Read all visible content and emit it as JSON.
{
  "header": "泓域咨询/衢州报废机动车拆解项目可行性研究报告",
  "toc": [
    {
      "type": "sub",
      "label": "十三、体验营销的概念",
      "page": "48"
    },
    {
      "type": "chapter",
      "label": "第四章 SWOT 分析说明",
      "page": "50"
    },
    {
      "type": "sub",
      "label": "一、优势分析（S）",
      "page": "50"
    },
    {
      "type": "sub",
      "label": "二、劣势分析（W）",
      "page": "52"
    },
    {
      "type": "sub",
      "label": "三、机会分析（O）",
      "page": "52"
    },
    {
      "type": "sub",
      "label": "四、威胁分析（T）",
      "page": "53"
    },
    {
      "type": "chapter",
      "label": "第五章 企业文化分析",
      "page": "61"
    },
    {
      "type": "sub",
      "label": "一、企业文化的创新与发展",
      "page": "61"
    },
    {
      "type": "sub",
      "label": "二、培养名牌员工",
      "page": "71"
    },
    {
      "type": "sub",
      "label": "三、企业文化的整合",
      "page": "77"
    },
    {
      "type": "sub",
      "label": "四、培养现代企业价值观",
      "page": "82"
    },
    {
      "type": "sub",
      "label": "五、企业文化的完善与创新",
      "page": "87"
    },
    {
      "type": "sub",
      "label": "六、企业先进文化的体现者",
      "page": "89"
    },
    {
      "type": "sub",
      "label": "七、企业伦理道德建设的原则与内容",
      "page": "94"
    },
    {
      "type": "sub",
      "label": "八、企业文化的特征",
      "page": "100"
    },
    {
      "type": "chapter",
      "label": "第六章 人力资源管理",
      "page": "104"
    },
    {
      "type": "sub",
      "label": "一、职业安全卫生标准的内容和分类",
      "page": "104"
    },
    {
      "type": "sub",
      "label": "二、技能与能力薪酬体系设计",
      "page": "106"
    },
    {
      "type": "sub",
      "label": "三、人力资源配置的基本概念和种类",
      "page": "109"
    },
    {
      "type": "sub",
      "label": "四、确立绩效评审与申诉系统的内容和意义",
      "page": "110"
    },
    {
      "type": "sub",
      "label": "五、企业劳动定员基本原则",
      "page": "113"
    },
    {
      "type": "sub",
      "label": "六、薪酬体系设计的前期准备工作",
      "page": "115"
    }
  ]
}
━━━━
What to work on:
All of the records must be retyped exactly as they are.

Exercise output:
Read all visible content and emit it as JSON.
{
  "header": "泓域咨询/衢州报废机动车拆解项目可行性研究报告",
  "toc": [
    {
      "type": "sub",
      "label": "十三、体验营销的概念",
      "page": "48"
    },
    {
      "type": "chapter",
      "label": "第四章 SWOT 分析说明",
      "page": "50"
    },
    {
      "type": "sub",
      "label": "一、优势分析（S）",
      "page": "50"
    },
    {
      "type": "sub",
      "label": "二、劣势分析（W）",
      "page": "52"
    },
    {
      "type": "sub",
      "label": "三、机会分析（O）",
      "page": "52"
    },
    {
      "type": "sub",
      "label": "四、威胁分析（T）",
      "page": "53"
    },
    {
      "type": "chapter",
      "label": "第五章 企业文化分析",
      "page": "61"
    },
    {
      "type": "sub",
      "label": "一、企业文化的创新与发展",
      "page": "61"
    },
    {
      "type": "sub",
      "label": "二、培养名牌员工",
      "page": "71"
    },
    {
      "type": "sub",
      "label": "三、企业文化的整合",
      "page": "77"
    },
    {
      "type": "sub",
      "label": "四、培养现代企业价值观",
      "page": "82"
    },
    {
      "type": "sub",
      "label": "五、企业文化的完善与创新",
      "page": "87"
    },
    {
      "type": "sub",
      "label": "六、企业先进文化的体现者",
      "page": "89"
    },
    {
      "type": "sub",
      "label": "七、企业伦理道德建设的原则与内容",
      "page": "94"
    },
    {
      "type": "sub",
      "label": "八、企业文化的特征",
      "page": "100"
    },
    {
      "type": "chapter",
      "label": "第六章 人力资源管理",
      "page": "104"
    },
    {
      "type": "sub",
      "label": "一、职业安全卫生标准的内容和分类",
      "page": "104"
    },
    {
      "type": "sub",
      "label": "二、技能与能力薪酬体系设计",
      "page": "106"
    },
    {
      "type": "sub",
      "label": "三、人力资源配置的基本概念和种类",
      "page": "109"
    },
    {
      "type": "sub",
      "label": "四、确立绩效评审与申诉系统的内容和意义",
      "page": "110"
    },
    {
      "type": "sub",
      "label": "五、企业劳动定员基本原则",
      "page": "113"
    },
    {
      "type": "sub",
      "label": "六、薪酬体系设计的前期准备工作",
      "page": "115"
    }
  ]
}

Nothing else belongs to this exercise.